[begin Extracted information]

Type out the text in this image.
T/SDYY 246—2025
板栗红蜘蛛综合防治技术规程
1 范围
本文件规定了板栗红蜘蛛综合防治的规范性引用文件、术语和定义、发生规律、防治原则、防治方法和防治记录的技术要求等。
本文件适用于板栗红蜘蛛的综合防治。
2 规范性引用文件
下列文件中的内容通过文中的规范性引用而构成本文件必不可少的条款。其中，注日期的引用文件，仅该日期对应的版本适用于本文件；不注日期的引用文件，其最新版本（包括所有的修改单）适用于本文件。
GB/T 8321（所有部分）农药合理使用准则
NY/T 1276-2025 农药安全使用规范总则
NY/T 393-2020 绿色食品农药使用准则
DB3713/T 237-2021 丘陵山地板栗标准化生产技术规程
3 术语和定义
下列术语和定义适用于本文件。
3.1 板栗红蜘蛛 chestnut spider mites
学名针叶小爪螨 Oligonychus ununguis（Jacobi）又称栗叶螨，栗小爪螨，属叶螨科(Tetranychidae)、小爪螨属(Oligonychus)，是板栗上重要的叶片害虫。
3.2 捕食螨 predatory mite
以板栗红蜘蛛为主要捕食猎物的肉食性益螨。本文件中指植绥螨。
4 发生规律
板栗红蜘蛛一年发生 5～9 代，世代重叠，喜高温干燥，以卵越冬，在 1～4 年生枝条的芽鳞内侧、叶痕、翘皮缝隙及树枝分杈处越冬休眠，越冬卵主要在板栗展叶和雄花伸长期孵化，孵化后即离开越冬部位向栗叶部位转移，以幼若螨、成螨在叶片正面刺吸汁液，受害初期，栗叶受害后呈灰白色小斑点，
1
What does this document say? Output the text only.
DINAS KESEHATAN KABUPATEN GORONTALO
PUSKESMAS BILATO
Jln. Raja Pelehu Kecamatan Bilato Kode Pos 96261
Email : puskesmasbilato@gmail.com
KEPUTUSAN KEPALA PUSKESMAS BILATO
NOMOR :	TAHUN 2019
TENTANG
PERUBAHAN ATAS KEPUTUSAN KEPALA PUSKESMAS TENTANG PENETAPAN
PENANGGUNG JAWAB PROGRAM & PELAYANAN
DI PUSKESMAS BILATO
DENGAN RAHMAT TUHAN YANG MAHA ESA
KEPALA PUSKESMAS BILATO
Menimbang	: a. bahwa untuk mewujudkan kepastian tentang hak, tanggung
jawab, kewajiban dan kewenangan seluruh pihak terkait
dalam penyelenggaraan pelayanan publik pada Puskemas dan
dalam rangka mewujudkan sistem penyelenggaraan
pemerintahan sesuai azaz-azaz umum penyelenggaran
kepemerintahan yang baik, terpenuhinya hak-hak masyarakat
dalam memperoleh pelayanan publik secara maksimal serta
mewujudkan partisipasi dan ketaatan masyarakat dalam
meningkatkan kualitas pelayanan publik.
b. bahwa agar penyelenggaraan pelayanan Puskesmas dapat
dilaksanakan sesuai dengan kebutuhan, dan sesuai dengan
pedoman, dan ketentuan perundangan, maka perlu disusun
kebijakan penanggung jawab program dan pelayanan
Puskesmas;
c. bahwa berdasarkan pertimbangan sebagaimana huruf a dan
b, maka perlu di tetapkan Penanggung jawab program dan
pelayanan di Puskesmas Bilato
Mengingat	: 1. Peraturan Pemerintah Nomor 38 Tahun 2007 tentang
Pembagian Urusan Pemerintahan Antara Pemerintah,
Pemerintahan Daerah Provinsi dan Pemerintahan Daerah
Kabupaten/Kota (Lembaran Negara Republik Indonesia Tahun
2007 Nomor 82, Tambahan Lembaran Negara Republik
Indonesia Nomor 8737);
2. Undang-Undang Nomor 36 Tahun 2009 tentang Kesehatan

[end Extracted information]

__What is needed__: Write out the listing once more, matching it exactly.

__The reply__:
Type out the text in this image.
T/SDYY 246—2025
板栗红蜘蛛综合防治技术规程
1 范围
本文件规定了板栗红蜘蛛综合防治的规范性引用文件、术语和定义、发生规律、防治原则、防治方法和防治记录的技术要求等。
本文件适用于板栗红蜘蛛的综合防治。
2 规范性引用文件
下列文件中的内容通过文中的规范性引用而构成本文件必不可少的条款。其中，注日期的引用文件，仅该日期对应的版本适用于本文件；不注日期的引用文件，其最新版本（包括所有的修改单）适用于本文件。
GB/T 8321（所有部分）农药合理使用准则
NY/T 1276-2025 农药安全使用规范总则
NY/T 393-2020 绿色食品农药使用准则
DB3713/T 237-2021 丘陵山地板栗标准化生产技术规程
3 术语和定义
下列术语和定义适用于本文件。
3.1 板栗红蜘蛛 chestnut spider mites
学名针叶小爪螨 Oligonychus ununguis（Jacobi）又称栗叶螨，栗小爪螨，属叶螨科(Tetranychidae)、小爪螨属(Oligonychus)，是板栗上重要的叶片害虫。
3.2 捕食螨 predatory mite
以板栗红蜘蛛为主要捕食猎物的肉食性益螨。本文件中指植绥螨。
4 发生规律
板栗红蜘蛛一年发生 5～9 代，世代重叠，喜高温干燥，以卵越冬，在 1～4 年生枝条的芽鳞内侧、叶痕、翘皮缝隙及树枝分杈处越冬休眠，越冬卵主要在板栗展叶和雄花伸长期孵化，孵化后即离开越冬部位向栗叶部位转移，以幼若螨、成螨在叶片正面刺吸汁液，受害初期，栗叶受害后呈灰白色小斑点，
1
What does this document say? Output the text only.
DINAS KESEHATAN KABUPATEN GORONTALO
PUSKESMAS BILATO
Jln. Raja Pelehu Kecamatan Bilato Kode Pos 96261
Email : puskesmasbilato@gmail.com
KEPUTUSAN KEPALA PUSKESMAS BILATO
NOMOR :	TAHUN 2019
TENTANG
PERUBAHAN ATAS KEPUTUSAN KEPALA PUSKESMAS TENTANG PENETAPAN
PENANGGUNG JAWAB PROGRAM & PELAYANAN
DI PUSKESMAS BILATO
DENGAN RAHMAT TUHAN YANG MAHA ESA
KEPALA PUSKESMAS BILATO
Menimbang	: a. bahwa untuk mewujudkan kepastian tentang hak, tanggung
jawab, kewajiban dan kewenangan seluruh pihak terkait
dalam penyelenggaraan pelayanan publik pada Puskemas dan
dalam rangka mewujudkan sistem penyelenggaraan
pemerintahan sesuai azaz-azaz umum penyelenggaran
kepemerintahan yang baik, terpenuhinya hak-hak masyarakat
dalam memperoleh pelayanan publik secara maksimal serta
mewujudkan partisipasi dan ketaatan masyarakat dalam
meningkatkan kualitas pelayanan publik.
b. bahwa agar penyelenggaraan pelayanan Puskesmas dapat
dilaksanakan sesuai dengan kebutuhan, dan sesuai dengan
pedoman, dan ketentuan perundangan, maka perlu disusun
kebijakan penanggung jawab program dan pelayanan
Puskesmas;
c. bahwa berdasarkan pertimbangan sebagaimana huruf a dan
b, maka perlu di tetapkan Penanggung jawab program dan
pelayanan di Puskesmas Bilato
Mengingat	: 1. Peraturan Pemerintah Nomor 38 Tahun 2007 tentang
Pembagian Urusan Pemerintahan Antara Pemerintah,
Pemerintahan Daerah Provinsi dan Pemerintahan Daerah
Kabupaten/Kota (Lembaran Negara Republik Indonesia Tahun
2007 Nomor 82, Tambahan Lembaran Negara Republik
Indonesia Nomor 8737);
2. Undang-Undang Nomor 36 Tahun 2009 tentang Kesehatan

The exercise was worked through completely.